━━━━━ Dataset records ━━━━━

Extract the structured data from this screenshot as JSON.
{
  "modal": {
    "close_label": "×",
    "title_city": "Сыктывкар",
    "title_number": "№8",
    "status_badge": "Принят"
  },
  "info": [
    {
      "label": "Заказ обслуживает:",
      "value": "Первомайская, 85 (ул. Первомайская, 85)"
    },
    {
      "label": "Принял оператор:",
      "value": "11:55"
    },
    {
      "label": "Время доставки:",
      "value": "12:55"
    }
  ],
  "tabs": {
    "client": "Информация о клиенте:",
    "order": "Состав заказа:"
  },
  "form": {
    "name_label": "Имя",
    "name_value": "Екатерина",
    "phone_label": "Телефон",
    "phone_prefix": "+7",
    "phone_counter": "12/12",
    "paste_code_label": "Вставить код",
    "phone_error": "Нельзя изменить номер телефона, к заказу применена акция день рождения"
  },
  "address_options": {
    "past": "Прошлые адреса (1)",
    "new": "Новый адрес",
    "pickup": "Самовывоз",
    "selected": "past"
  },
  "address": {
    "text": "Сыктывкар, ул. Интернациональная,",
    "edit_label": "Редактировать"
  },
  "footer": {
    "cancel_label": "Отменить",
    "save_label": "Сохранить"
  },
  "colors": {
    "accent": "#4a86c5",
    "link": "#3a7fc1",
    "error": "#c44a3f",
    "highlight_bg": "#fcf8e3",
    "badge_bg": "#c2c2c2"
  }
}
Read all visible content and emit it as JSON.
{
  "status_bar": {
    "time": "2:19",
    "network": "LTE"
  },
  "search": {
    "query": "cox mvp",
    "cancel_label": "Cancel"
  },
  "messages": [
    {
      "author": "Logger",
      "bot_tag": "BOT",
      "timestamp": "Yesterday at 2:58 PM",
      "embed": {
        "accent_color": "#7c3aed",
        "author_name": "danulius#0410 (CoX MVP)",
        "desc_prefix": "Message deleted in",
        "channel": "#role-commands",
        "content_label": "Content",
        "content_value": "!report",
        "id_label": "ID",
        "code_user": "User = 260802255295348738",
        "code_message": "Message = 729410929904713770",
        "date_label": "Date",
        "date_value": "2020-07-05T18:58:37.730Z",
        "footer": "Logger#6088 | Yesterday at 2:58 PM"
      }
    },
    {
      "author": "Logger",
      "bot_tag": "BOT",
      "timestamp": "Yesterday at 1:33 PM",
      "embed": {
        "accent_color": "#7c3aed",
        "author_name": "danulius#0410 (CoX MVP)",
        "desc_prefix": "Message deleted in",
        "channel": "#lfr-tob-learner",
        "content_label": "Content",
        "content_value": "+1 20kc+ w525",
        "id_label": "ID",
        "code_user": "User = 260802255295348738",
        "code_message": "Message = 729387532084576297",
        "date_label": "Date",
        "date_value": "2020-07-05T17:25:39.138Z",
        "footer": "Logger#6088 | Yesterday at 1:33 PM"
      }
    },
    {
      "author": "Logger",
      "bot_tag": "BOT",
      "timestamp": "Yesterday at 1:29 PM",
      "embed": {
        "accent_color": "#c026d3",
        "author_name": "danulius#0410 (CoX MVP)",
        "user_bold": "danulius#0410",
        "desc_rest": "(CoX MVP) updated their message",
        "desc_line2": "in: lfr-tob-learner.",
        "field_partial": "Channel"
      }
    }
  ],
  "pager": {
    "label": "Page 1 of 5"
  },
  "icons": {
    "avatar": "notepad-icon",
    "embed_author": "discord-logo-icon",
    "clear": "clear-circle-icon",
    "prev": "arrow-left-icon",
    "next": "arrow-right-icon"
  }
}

━━━━━

Return each line of the data exactly as written above.

* **Solved problem**
Extract the structured data from this screenshot as JSON.
{
  "modal": {
    "close_label": "×",
    "title_city": "Сыктывкар",
    "title_number": "№8",
    "status_badge": "Принят"
  },
  "info": [
    {
      "label": "Заказ обслуживает:",
      "value": "Первомайская, 85 (ул. Первомайская, 85)"
    },
    {
      "label": "Принял оператор:",
      "value": "11:55"
    },
    {
      "label": "Время доставки:",
      "value": "12:55"
    }
  ],
  "tabs": {
    "client": "Информация о клиенте:",
    "order": "Состав заказа:"
  },
  "form": {
    "name_label": "Имя",
    "name_value": "Екатерина",
    "phone_label": "Телефон",
    "phone_prefix": "+7",
    "phone_counter": "12/12",
    "paste_code_label": "Вставить код",
    "phone_error": "Нельзя изменить номер телефона, к заказу применена акция день рождения"
  },
  "address_options": {
    "past": "Прошлые адреса (1)",
    "new": "Новый адрес",
    "pickup": "Самовывоз",
    "selected": "past"
  },
  "address": {
    "text": "Сыктывкар, ул. Интернациональная,",
    "edit_label": "Редактировать"
  },
  "footer": {
    "cancel_label": "Отменить",
    "save_label": "Сохранить"
  },
  "colors": {
    "accent": "#4a86c5",
    "link": "#3a7fc1",
    "error": "#c44a3f",
    "highlight_bg": "#fcf8e3",
    "badge_bg": "#c2c2c2"
  }
}
Read all visible content and emit it as JSON.
{
  "status_bar": {
    "time": "2:19",
    "network": "LTE"
  },
  "search": {
    "query": "cox mvp",
    "cancel_label": "Cancel"
  },
  "messages": [
    {
      "author": "Logger",
      "bot_tag": "BOT",
      "timestamp": "Yesterday at 2:58 PM",
      "embed": {
        "accent_color": "#7c3aed",
        "author_name": "danulius#0410 (CoX MVP)",
        "desc_prefix": "Message deleted in",
        "channel": "#role-commands",
        "content_label": "Content",
        "content_value": "!report",
        "id_label": "ID",
        "code_user": "User = 260802255295348738",
        "code_message": "Message = 729410929904713770",
        "date_label": "Date",
        "date_value": "2020-07-05T18:58:37.730Z",
        "footer": "Logger#6088 | Yesterday at 2:58 PM"
      }
    },
    {
      "author": "Logger",
      "bot_tag": "BOT",
      "timestamp": "Yesterday at 1:33 PM",
      "embed": {
        "accent_color": "#7c3aed",
        "author_name": "danulius#0410 (CoX MVP)",
        "desc_prefix": "Message deleted in",
        "channel": "#lfr-tob-learner",
        "content_label": "Content",
        "content_value": "+1 20kc+ w525",
        "id_label": "ID",
        "code_user": "User = 260802255295348738",
        "code_message": "Message = 729387532084576297",
        "date_label": "Date",
        "date_value": "2020-07-05T17:25:39.138Z",
        "footer": "Logger#6088 | Yesterday at 1:33 PM"
      }
    },
    {
      "author": "Logger",
      "bot_tag": "BOT",
      "timestamp": "Yesterday at 1:29 PM",
      "embed": {
        "accent_color": "#c026d3",
        "author_name": "danulius#0410 (CoX MVP)",
        "user_bold": "danulius#0410",
        "desc_rest": "(CoX MVP) updated their message",
        "desc_line2": "in: lfr-tob-learner.",
        "field_partial": "Channel"
      }
    }
  ],
  "pager": {
    "label": "Page 1 of 5"
  },
  "icons": {
    "avatar": "notepad-icon",
    "embed_author": "discord-logo-icon",
    "clear": "clear-circle-icon",
    "prev": "arrow-left-icon",
    "next": "arrow-right-icon"
  }
}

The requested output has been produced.